Your task is to repeat, word for word, the line containing "Convert this chart" and all lines that follow it to the end of the material, and no other lines.
--- BEGIN INPUT ---
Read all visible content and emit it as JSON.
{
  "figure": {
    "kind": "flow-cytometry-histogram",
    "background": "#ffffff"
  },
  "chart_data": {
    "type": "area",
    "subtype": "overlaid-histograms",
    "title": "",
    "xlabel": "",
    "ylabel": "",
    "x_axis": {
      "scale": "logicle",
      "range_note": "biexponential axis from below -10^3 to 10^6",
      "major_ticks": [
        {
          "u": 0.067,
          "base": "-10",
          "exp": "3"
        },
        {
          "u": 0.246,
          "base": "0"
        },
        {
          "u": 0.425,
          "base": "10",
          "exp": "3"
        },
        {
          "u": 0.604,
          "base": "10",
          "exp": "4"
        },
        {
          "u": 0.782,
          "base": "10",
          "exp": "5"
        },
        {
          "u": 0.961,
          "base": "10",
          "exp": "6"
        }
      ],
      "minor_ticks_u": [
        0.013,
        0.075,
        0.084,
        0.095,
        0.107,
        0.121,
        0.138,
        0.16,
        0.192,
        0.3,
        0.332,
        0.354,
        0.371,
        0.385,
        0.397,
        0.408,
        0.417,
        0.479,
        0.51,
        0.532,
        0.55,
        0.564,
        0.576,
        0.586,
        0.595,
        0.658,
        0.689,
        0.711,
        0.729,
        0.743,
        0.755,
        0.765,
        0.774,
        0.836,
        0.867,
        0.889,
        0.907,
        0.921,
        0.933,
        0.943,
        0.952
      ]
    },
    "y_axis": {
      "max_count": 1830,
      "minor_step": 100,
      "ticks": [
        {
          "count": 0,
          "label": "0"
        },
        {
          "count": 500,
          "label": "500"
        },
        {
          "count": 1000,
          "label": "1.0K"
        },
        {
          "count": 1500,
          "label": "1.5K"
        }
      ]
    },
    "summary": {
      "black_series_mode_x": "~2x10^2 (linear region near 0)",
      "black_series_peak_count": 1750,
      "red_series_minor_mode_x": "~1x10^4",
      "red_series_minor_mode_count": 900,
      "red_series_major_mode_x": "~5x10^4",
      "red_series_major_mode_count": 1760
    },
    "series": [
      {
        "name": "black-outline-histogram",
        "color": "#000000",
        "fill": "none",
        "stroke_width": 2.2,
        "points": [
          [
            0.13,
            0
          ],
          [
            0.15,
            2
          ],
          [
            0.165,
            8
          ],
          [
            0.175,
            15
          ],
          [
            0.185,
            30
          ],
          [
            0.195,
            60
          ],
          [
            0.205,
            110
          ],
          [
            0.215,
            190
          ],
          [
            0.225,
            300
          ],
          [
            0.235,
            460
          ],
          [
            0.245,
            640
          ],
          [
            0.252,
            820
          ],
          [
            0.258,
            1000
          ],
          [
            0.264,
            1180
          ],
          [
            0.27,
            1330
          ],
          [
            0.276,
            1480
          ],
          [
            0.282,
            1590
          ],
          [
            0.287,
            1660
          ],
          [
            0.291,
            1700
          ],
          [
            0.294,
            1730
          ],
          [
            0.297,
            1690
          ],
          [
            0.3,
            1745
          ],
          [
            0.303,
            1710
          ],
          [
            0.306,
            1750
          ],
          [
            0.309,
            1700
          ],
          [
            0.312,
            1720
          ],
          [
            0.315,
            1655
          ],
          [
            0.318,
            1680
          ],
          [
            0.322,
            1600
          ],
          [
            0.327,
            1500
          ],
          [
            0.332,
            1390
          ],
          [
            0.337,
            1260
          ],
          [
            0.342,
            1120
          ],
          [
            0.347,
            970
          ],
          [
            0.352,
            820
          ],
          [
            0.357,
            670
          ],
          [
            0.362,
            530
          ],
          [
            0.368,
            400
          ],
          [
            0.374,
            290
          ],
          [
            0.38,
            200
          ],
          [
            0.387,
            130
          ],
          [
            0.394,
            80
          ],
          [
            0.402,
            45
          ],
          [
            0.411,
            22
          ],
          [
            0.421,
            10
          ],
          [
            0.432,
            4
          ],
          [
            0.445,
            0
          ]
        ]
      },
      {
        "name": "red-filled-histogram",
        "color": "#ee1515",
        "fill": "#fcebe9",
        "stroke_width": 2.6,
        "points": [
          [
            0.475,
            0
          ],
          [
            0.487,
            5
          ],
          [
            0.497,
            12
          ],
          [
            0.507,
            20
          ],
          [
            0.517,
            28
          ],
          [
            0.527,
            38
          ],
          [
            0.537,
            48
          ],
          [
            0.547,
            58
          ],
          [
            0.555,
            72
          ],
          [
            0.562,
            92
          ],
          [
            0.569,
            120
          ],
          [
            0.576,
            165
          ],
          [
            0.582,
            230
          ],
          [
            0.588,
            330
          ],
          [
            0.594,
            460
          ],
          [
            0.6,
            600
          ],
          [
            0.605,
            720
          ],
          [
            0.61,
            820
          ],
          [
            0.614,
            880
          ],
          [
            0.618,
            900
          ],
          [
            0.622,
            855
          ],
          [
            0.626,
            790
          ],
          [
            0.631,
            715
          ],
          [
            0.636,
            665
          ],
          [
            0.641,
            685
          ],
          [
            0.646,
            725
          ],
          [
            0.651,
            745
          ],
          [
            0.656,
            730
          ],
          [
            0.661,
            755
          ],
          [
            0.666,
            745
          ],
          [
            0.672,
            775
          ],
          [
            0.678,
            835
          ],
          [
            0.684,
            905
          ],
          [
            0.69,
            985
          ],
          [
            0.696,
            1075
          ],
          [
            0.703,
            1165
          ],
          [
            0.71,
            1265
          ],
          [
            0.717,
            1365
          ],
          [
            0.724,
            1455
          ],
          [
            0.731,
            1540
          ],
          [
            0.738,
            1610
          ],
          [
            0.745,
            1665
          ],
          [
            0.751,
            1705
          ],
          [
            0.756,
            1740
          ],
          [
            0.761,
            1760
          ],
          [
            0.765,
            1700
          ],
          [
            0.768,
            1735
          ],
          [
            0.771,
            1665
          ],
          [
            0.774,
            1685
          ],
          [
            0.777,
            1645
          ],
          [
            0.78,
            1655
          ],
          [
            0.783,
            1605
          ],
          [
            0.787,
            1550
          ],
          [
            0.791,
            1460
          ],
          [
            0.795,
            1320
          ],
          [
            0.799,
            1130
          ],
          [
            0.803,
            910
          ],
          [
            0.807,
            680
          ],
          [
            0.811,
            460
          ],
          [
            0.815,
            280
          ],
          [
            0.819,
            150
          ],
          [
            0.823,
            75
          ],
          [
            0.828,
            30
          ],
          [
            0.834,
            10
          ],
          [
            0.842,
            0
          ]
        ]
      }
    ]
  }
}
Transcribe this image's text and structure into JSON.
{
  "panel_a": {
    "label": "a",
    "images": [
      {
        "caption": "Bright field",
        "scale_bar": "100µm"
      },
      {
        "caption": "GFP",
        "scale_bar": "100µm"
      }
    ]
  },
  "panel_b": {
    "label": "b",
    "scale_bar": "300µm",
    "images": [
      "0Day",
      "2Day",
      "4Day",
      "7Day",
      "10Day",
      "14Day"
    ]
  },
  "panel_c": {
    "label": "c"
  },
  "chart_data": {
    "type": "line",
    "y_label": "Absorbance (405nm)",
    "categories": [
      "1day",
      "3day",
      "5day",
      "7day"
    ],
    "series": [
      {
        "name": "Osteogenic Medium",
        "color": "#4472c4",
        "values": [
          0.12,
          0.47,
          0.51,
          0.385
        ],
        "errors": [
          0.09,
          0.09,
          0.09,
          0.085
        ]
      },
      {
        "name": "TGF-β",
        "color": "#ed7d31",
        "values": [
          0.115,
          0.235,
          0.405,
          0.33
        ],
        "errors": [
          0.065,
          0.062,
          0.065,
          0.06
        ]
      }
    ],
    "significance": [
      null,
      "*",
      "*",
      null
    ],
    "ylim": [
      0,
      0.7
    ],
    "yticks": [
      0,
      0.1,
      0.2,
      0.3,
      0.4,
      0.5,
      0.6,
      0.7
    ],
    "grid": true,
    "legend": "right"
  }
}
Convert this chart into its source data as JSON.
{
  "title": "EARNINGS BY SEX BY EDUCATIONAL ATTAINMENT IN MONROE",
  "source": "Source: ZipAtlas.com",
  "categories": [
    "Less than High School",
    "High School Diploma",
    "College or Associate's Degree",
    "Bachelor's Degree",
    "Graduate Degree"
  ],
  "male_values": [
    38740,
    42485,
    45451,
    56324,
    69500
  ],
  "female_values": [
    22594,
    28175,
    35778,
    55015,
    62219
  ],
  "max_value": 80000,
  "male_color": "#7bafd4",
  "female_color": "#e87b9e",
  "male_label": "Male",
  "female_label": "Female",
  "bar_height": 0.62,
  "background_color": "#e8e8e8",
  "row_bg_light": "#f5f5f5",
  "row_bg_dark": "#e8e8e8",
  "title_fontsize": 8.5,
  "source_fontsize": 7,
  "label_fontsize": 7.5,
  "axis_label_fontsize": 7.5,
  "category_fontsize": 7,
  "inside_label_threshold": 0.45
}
--- END INPUT ---
SOLUTION FOR THIS TASK:
Convert this chart into its source data as JSON.
{
  "title": "EARNINGS BY SEX BY EDUCATIONAL ATTAINMENT IN MONROE",
  "source": "Source: ZipAtlas.com",
  "categories": [
    "Less than High School",
    "High School Diploma",
    "College or Associate's Degree",
    "Bachelor's Degree",
    "Graduate Degree"
  ],
  "male_values": [
    38740,
    42485,
    45451,
    56324,
    69500
  ],
  "female_values": [
    22594,
    28175,
    35778,
    55015,
    62219
  ],
  "max_value": 80000,
  "male_color": "#7bafd4",
  "female_color": "#e87b9e",
  "male_label": "Male",
  "female_label": "Female",
  "bar_height": 0.62,
  "background_color": "#e8e8e8",
  "row_bg_light": "#f5f5f5",
  "row_bg_dark": "#e8e8e8",
  "title_fontsize": 8.5,
  "source_fontsize": 7,
  "label_fontsize": 7.5,
  "axis_label_fontsize": 7.5,
  "category_fontsize": 7,
  "inside_label_threshold": 0.45
}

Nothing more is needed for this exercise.